### Directive
Count the lines containing "when" in the entries underneath, and state that count without anything else.

### Exercise material
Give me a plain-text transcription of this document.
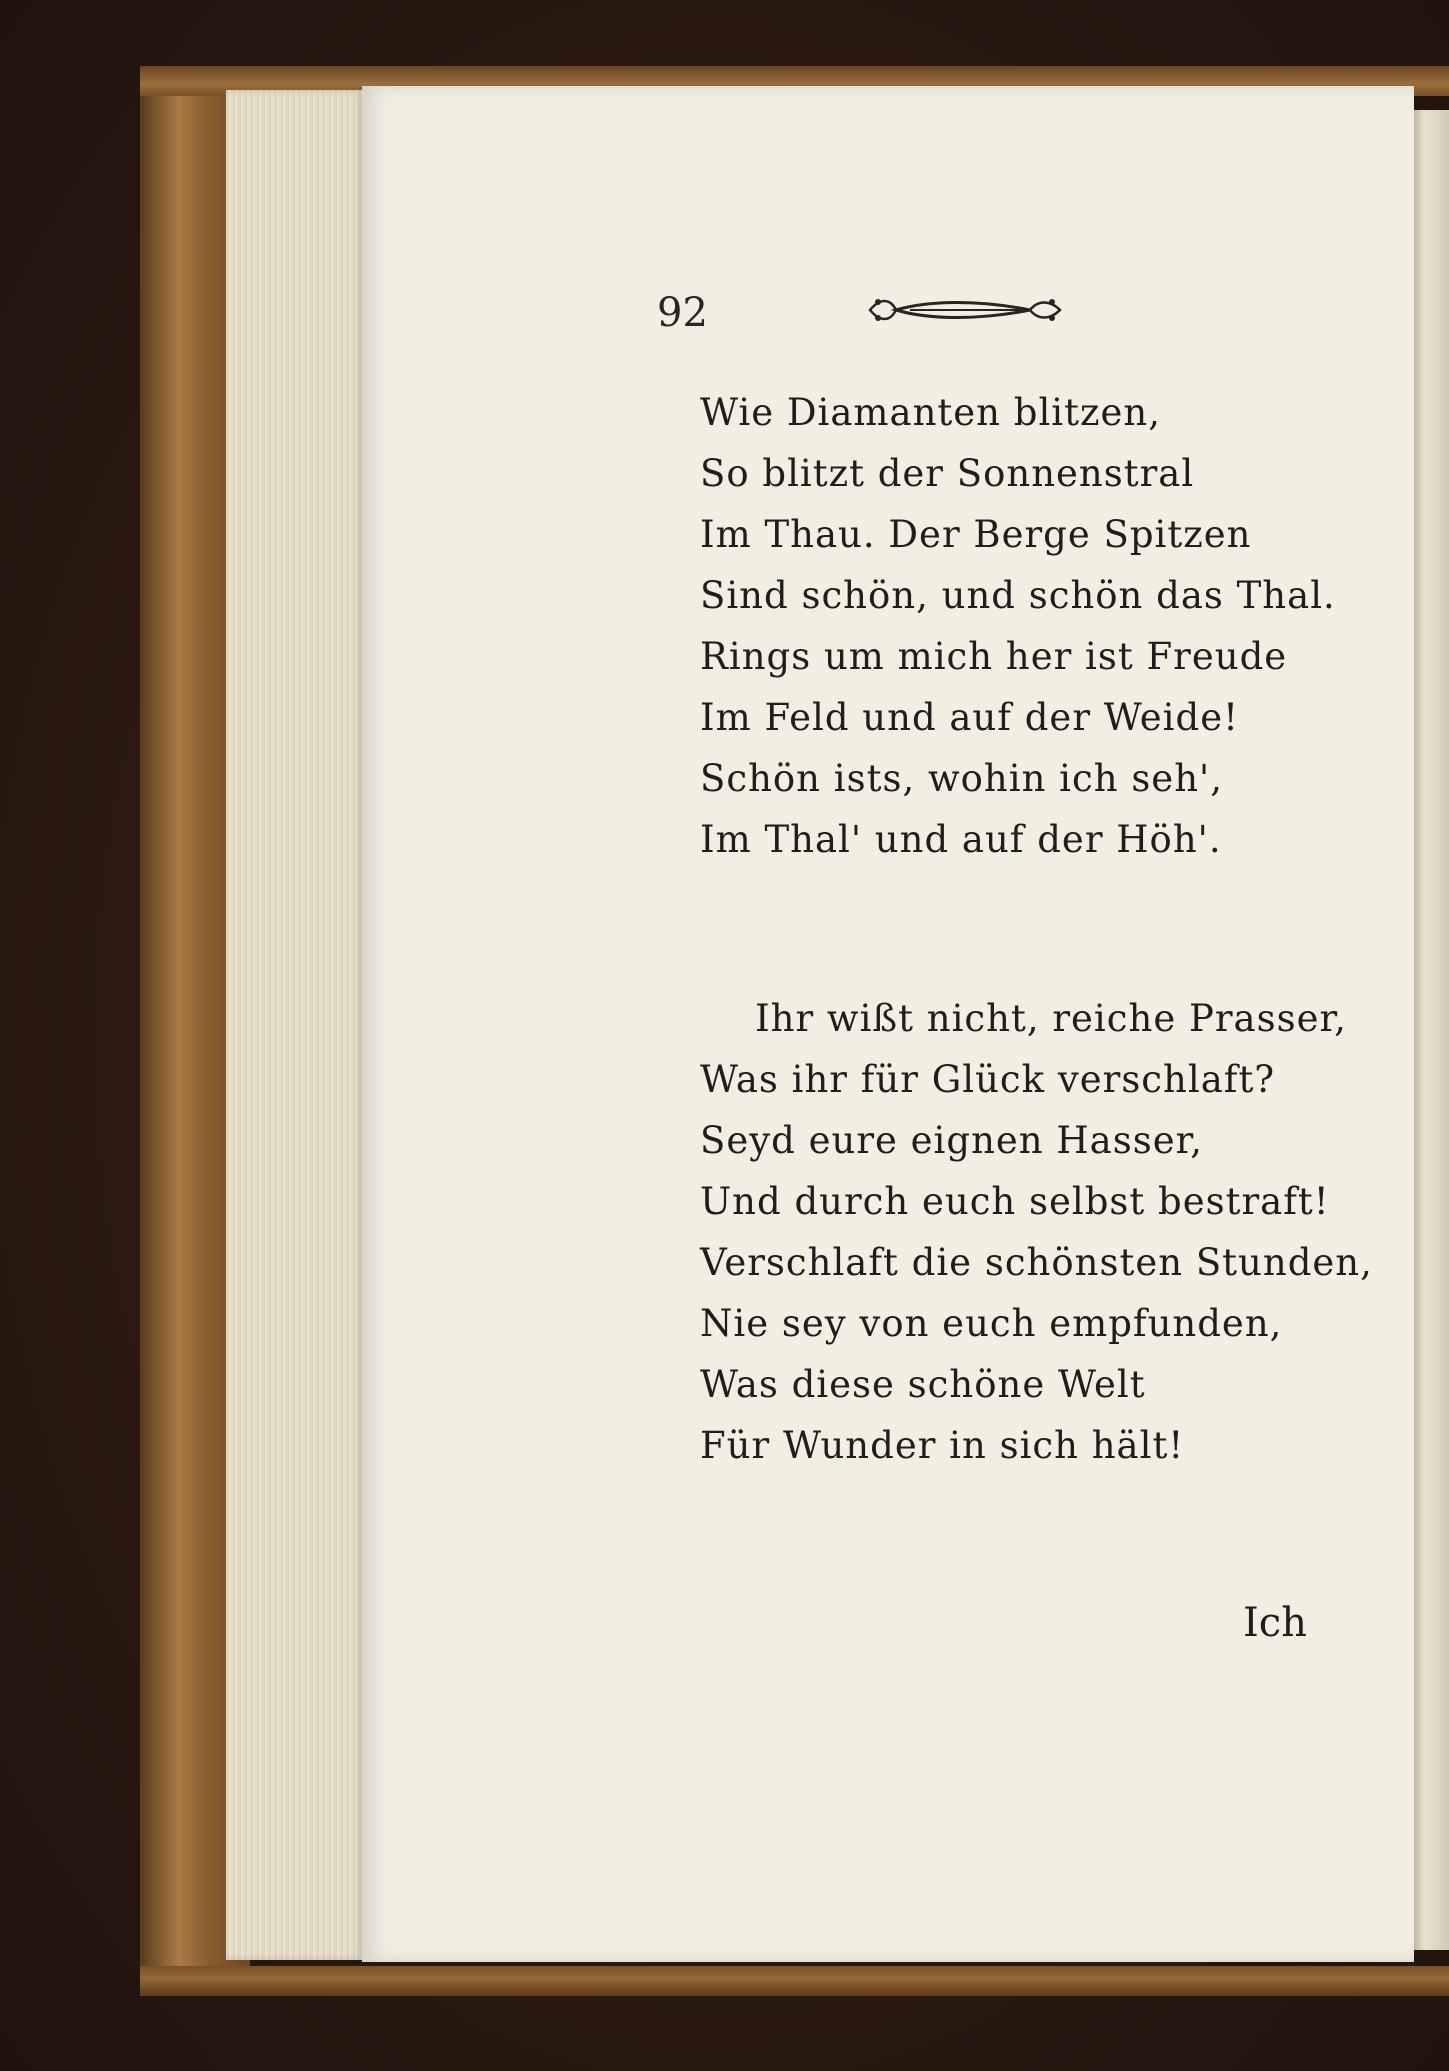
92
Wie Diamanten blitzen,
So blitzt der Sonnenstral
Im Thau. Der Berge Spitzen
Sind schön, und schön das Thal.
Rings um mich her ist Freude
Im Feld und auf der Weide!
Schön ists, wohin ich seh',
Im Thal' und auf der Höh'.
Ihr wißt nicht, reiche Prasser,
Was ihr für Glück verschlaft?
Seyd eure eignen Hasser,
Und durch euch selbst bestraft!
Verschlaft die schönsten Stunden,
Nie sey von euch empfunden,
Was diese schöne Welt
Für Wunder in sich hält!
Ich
...
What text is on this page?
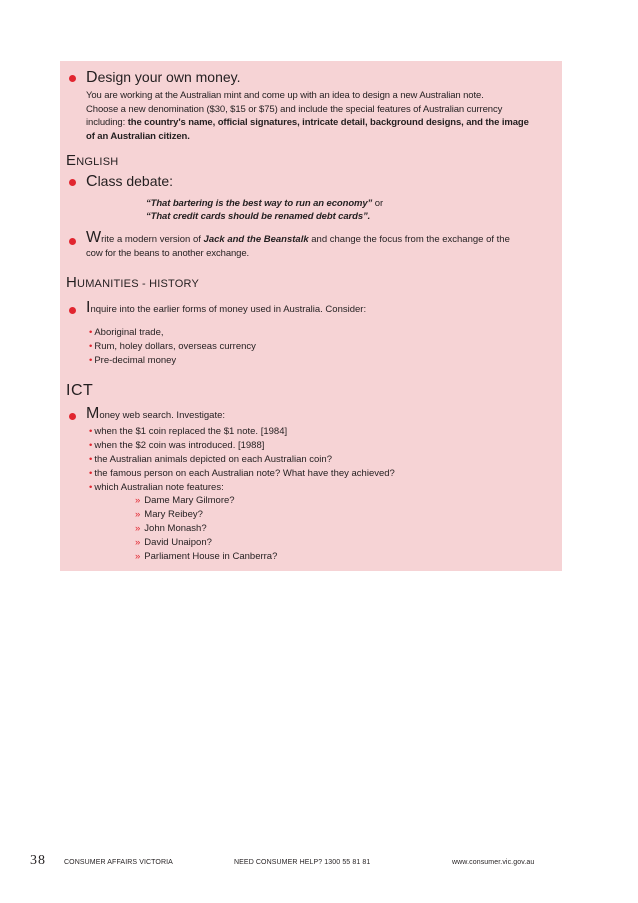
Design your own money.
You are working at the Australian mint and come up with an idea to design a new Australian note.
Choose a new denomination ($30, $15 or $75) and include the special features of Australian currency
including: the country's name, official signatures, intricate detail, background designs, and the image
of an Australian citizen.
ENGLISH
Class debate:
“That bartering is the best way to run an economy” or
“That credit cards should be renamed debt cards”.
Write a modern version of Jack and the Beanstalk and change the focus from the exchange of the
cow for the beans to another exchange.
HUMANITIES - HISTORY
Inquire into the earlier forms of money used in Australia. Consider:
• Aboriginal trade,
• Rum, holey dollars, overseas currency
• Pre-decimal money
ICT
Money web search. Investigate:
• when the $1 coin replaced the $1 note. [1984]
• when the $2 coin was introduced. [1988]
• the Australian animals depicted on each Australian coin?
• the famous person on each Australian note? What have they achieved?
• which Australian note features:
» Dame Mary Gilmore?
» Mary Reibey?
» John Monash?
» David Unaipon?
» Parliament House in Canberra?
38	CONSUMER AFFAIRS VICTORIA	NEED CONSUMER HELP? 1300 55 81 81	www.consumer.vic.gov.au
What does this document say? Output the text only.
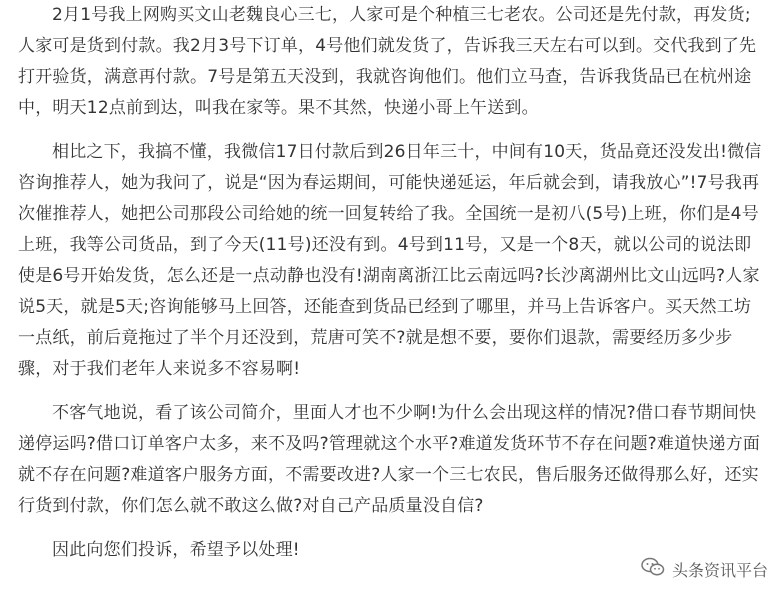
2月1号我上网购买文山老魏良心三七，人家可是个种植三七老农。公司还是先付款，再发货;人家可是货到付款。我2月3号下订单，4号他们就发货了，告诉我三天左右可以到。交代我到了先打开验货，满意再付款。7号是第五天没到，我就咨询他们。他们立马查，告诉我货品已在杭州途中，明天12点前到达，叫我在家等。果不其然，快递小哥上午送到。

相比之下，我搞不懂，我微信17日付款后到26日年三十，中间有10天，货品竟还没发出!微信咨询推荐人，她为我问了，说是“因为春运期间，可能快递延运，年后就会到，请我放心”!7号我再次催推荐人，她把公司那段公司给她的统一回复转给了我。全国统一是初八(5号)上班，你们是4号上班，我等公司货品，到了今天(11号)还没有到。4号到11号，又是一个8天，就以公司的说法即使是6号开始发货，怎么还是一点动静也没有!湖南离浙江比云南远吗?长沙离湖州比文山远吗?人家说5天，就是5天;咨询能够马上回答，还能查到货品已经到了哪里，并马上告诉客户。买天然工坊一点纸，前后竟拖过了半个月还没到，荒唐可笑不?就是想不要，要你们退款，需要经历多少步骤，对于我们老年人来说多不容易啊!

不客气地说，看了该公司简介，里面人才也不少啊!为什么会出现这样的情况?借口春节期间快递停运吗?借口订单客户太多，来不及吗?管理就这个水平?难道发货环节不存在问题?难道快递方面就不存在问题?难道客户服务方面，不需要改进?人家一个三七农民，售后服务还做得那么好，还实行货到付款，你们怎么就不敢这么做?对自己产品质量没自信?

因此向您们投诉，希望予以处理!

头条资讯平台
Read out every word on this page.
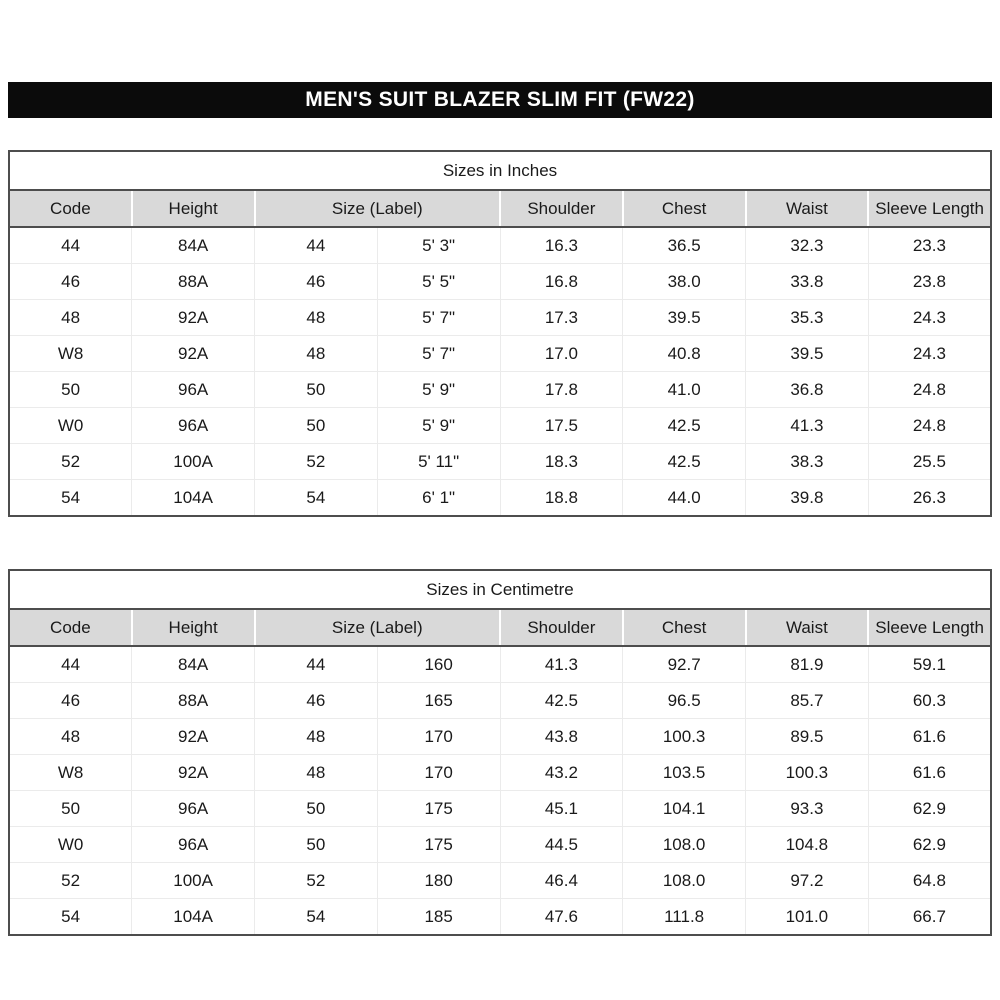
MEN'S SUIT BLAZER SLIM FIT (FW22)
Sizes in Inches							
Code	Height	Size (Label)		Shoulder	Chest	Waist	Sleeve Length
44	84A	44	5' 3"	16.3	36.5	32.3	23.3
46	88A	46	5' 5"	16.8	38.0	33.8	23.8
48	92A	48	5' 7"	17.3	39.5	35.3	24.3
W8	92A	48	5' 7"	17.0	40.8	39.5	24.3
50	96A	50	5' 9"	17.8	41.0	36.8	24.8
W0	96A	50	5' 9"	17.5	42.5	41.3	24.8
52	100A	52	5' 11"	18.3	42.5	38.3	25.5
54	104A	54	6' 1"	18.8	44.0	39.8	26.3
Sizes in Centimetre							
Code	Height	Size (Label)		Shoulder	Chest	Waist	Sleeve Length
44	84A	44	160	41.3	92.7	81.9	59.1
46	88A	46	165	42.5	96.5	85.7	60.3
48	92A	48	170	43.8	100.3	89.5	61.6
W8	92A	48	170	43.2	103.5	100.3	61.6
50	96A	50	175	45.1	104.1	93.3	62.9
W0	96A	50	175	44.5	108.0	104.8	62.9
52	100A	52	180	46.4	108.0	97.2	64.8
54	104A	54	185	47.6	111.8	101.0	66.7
...
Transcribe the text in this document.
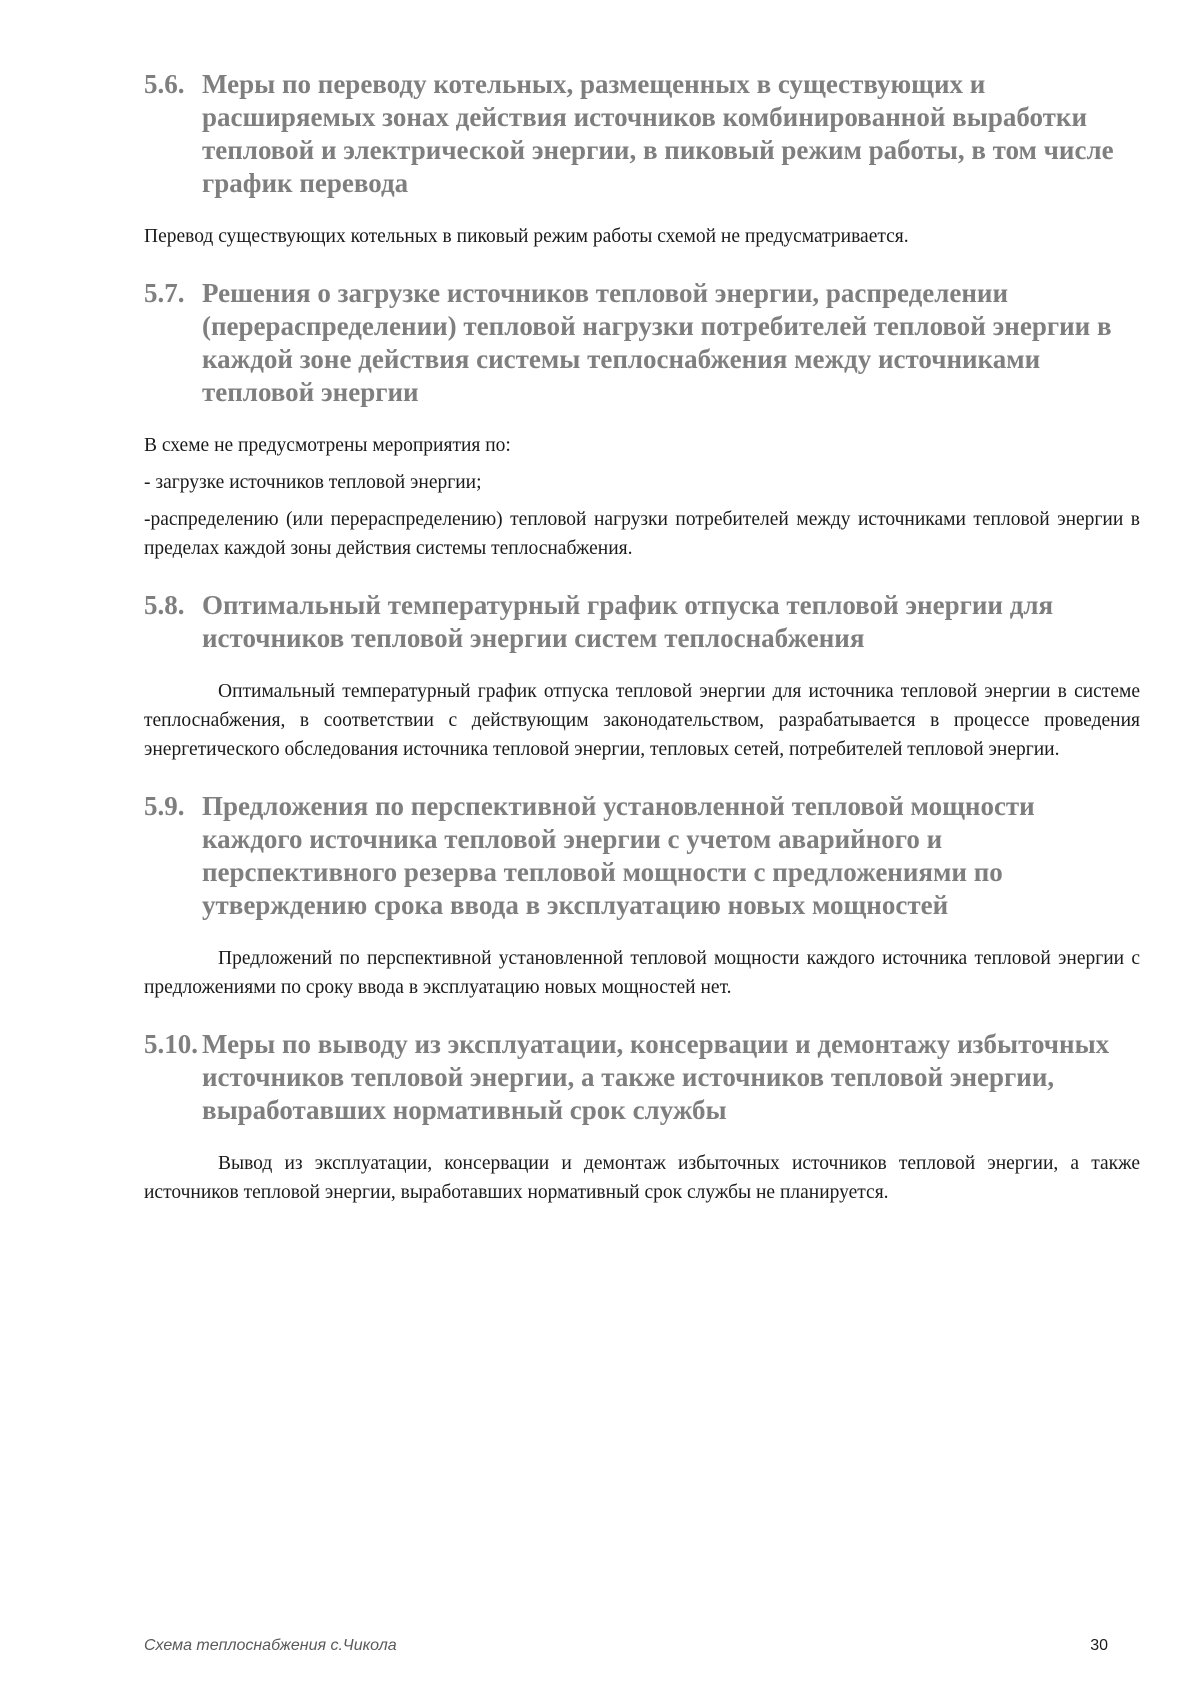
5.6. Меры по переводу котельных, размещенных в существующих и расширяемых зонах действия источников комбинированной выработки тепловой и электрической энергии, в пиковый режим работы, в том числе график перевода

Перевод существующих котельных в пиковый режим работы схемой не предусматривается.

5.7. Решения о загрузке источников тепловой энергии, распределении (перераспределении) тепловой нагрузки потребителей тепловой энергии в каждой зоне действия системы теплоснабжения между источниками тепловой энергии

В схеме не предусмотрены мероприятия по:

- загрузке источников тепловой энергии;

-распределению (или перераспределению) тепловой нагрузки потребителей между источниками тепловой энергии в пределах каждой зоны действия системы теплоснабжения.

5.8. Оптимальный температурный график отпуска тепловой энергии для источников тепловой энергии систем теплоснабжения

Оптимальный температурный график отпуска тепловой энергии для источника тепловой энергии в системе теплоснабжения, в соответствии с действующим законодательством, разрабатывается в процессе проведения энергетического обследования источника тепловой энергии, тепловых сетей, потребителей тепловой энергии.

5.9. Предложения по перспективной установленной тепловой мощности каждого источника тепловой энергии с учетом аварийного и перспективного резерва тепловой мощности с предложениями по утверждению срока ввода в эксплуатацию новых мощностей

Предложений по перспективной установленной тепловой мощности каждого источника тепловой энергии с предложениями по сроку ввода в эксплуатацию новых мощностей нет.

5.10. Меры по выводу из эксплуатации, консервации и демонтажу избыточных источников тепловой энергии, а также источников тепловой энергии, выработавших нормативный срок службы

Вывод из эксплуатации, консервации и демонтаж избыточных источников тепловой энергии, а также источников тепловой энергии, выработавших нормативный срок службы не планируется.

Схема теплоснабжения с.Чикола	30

### Answer in full
2